**EXERCISE INPUTS:**
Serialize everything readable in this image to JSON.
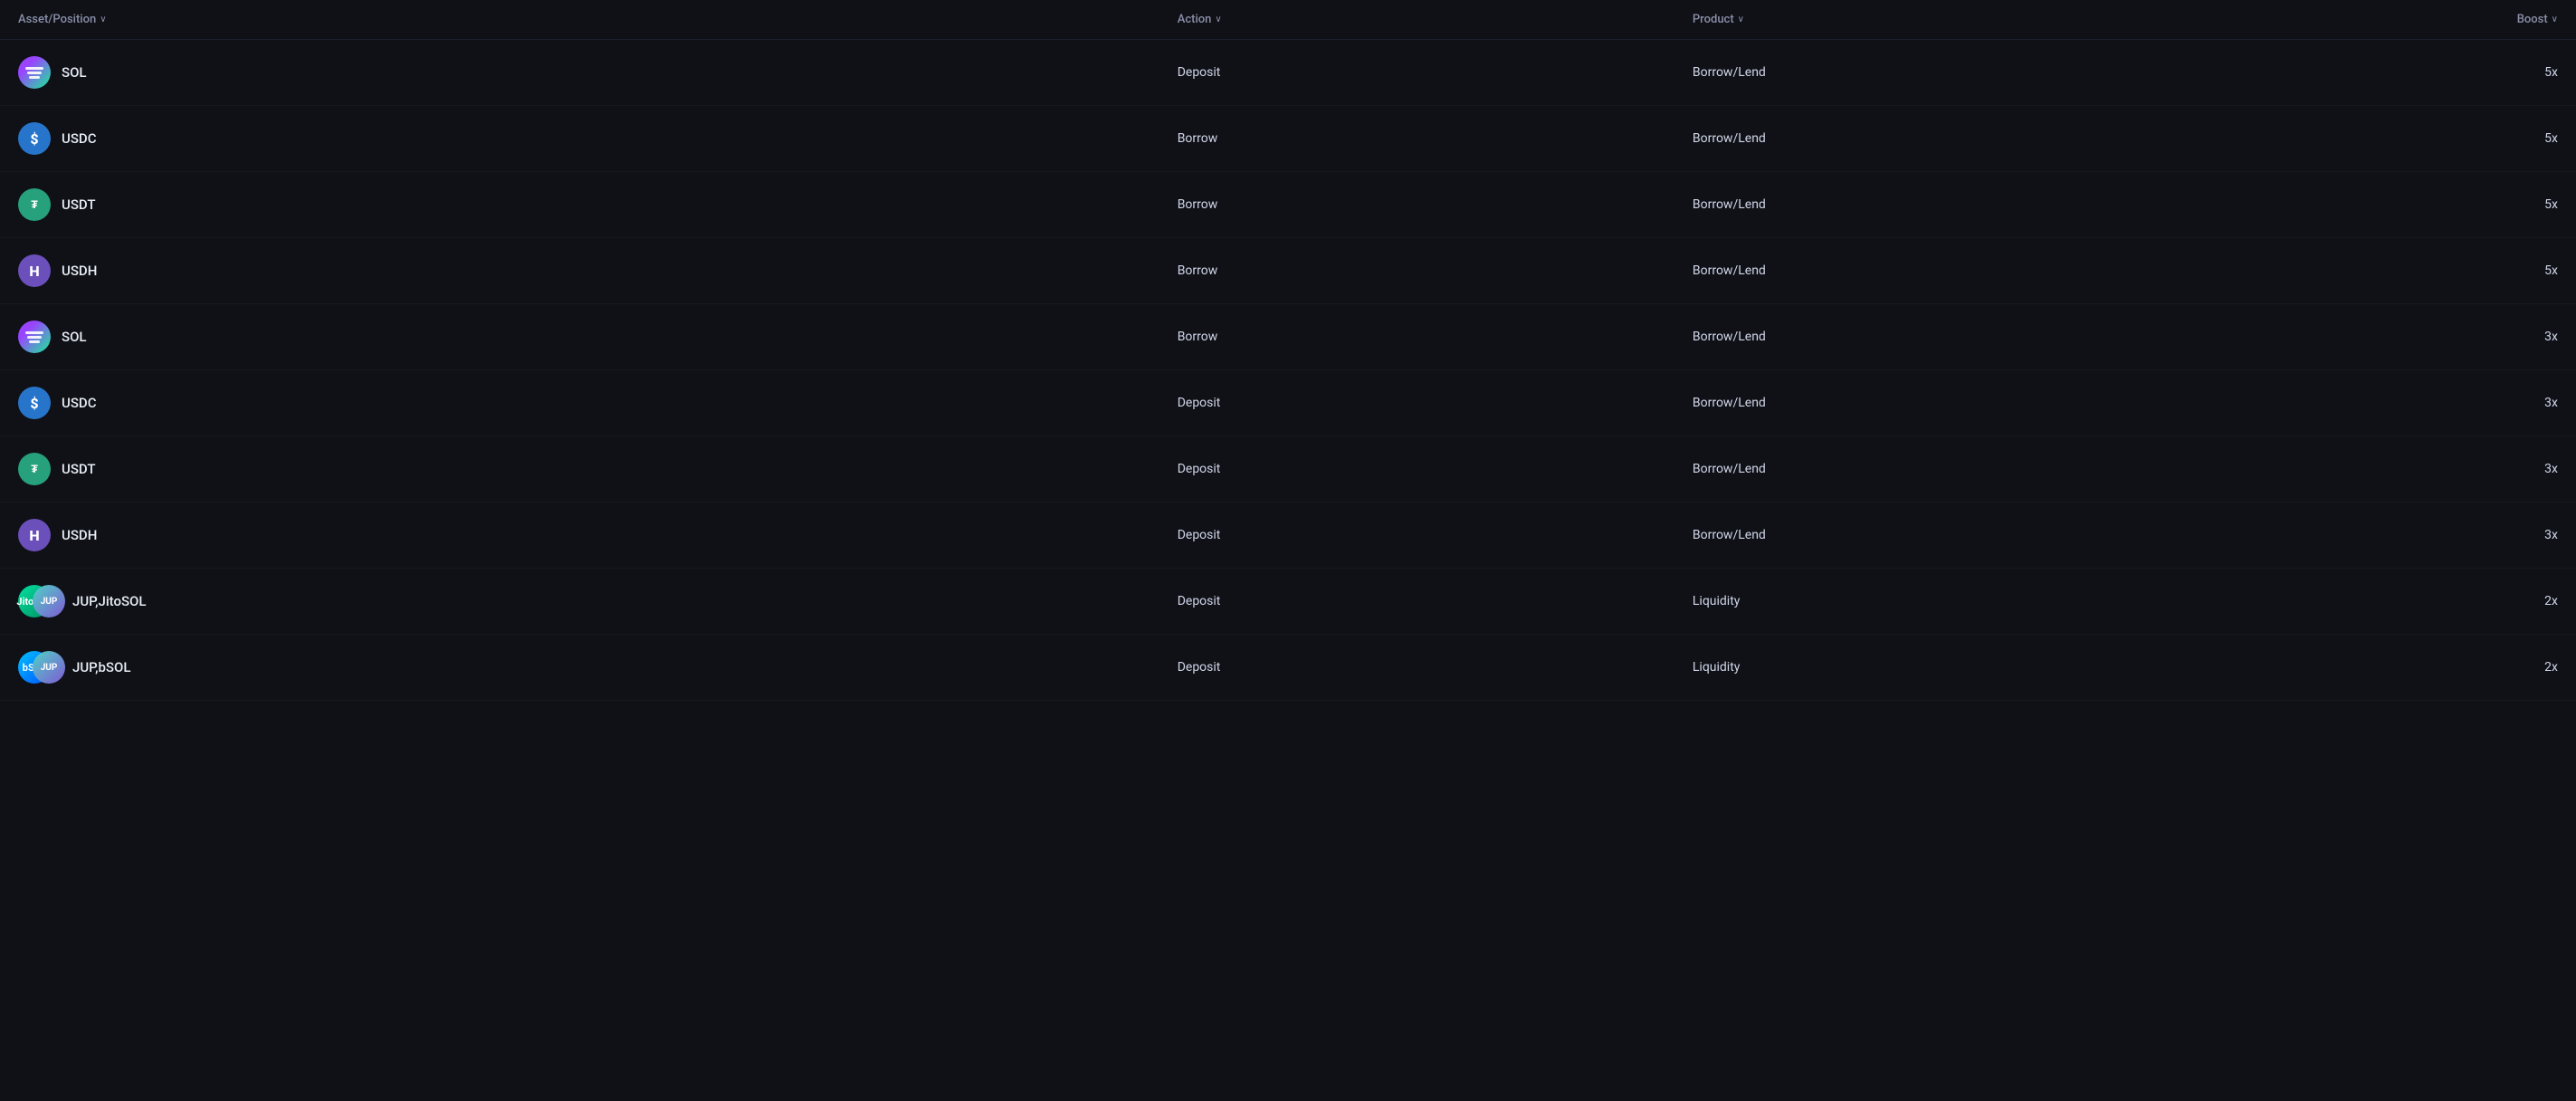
{
  "columns": {
    "asset": "Asset/Position",
    "action": "Action",
    "product": "Product",
    "boost": "Boost"
  },
  "rows": [
    {
      "id": 1,
      "asset": "SOL",
      "assetType": "single",
      "iconType": "sol",
      "action": "Deposit",
      "product": "Borrow/Lend",
      "boost": "5x"
    },
    {
      "id": 2,
      "asset": "USDC",
      "assetType": "single",
      "iconType": "usdc",
      "action": "Borrow",
      "product": "Borrow/Lend",
      "boost": "5x"
    },
    {
      "id": 3,
      "asset": "USDT",
      "assetType": "single",
      "iconType": "usdt",
      "action": "Borrow",
      "product": "Borrow/Lend",
      "boost": "5x"
    },
    {
      "id": 4,
      "asset": "USDH",
      "assetType": "single",
      "iconType": "usdh",
      "action": "Borrow",
      "product": "Borrow/Lend",
      "boost": "5x"
    },
    {
      "id": 5,
      "asset": "SOL",
      "assetType": "single",
      "iconType": "sol",
      "action": "Borrow",
      "product": "Borrow/Lend",
      "boost": "3x"
    },
    {
      "id": 6,
      "asset": "USDC",
      "assetType": "single",
      "iconType": "usdc",
      "action": "Deposit",
      "product": "Borrow/Lend",
      "boost": "3x"
    },
    {
      "id": 7,
      "asset": "USDT",
      "assetType": "single",
      "iconType": "usdt",
      "action": "Deposit",
      "product": "Borrow/Lend",
      "boost": "3x"
    },
    {
      "id": 8,
      "asset": "USDH",
      "assetType": "single",
      "iconType": "usdh",
      "action": "Deposit",
      "product": "Borrow/Lend",
      "boost": "3x"
    },
    {
      "id": 9,
      "asset": "JUP,JitoSOL",
      "assetType": "pair",
      "iconType": "jup-jitosol",
      "action": "Deposit",
      "product": "Liquidity",
      "boost": "2x"
    },
    {
      "id": 10,
      "asset": "JUP,bSOL",
      "assetType": "pair",
      "iconType": "jup-bsol",
      "action": "Deposit",
      "product": "Liquidity",
      "boost": "2x"
    }
  ],
  "colors": {
    "bg": "#0f1117",
    "headerText": "#8a8fa8",
    "rowBorder": "#161921",
    "rowHover": "#161b28",
    "text": "#d0d5e8",
    "assetName": "#e8ecf4"
  }
}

**THE EXERCISE:** Keep the pictures out of the copy and return the rest of the data above exactly.

**OUTPUT OF THE EXERCISE:**
Serialize everything readable in this image to JSON.
{
  "columns": {
    "asset": "Asset/Position",
    "action": "Action",
    "product": "Product",
    "boost": "Boost"
  },
  "rows": [
    {
      "id": 1,
      "asset": "SOL",
      "assetType": "single",
      "iconType": "sol",
      "action": "Deposit",
      "product": "Borrow/Lend",
      "boost": "5x"
    },
    {
      "id": 2,
      "asset": "USDC",
      "assetType": "single",
      "iconType": "usdc",
      "action": "Borrow",
      "product": "Borrow/Lend",
      "boost": "5x"
    },
    {
      "id": 3,
      "asset": "USDT",
      "assetType": "single",
      "iconType": "usdt",
      "action": "Borrow",
      "product": "Borrow/Lend",
      "boost": "5x"
    },
    {
      "id": 4,
      "asset": "USDH",
      "assetType": "single",
      "iconType": "usdh",
      "action": "Borrow",
      "product": "Borrow/Lend",
      "boost": "5x"
    },
    {
      "id": 5,
      "asset": "SOL",
      "assetType": "single",
      "iconType": "sol",
      "action": "Borrow",
      "product": "Borrow/Lend",
      "boost": "3x"
    },
    {
      "id": 6,
      "asset": "USDC",
      "assetType": "single",
      "iconType": "usdc",
      "action": "Deposit",
      "product": "Borrow/Lend",
      "boost": "3x"
    },
    {
      "id": 7,
      "asset": "USDT",
      "assetType": "single",
      "iconType": "usdt",
      "action": "Deposit",
      "product": "Borrow/Lend",
      "boost": "3x"
    },
    {
      "id": 8,
      "asset": "USDH",
      "assetType": "single",
      "iconType": "usdh",
      "action": "Deposit",
      "product": "Borrow/Lend",
      "boost": "3x"
    },
    {
      "id": 9,
      "asset": "JUP,JitoSOL",
      "assetType": "pair",
      "iconType": "jup-jitosol",
      "action": "Deposit",
      "product": "Liquidity",
      "boost": "2x"
    },
    {
      "id": 10,
      "asset": "JUP,bSOL",
      "assetType": "pair",
      "iconType": "jup-bsol",
      "action": "Deposit",
      "product": "Liquidity",
      "boost": "2x"
    }
  ],
  "colors": {
    "bg": "#0f1117",
    "headerText": "#8a8fa8",
    "rowBorder": "#161921",
    "rowHover": "#161b28",
    "text": "#d0d5e8",
    "assetName": "#e8ecf4"
  }
}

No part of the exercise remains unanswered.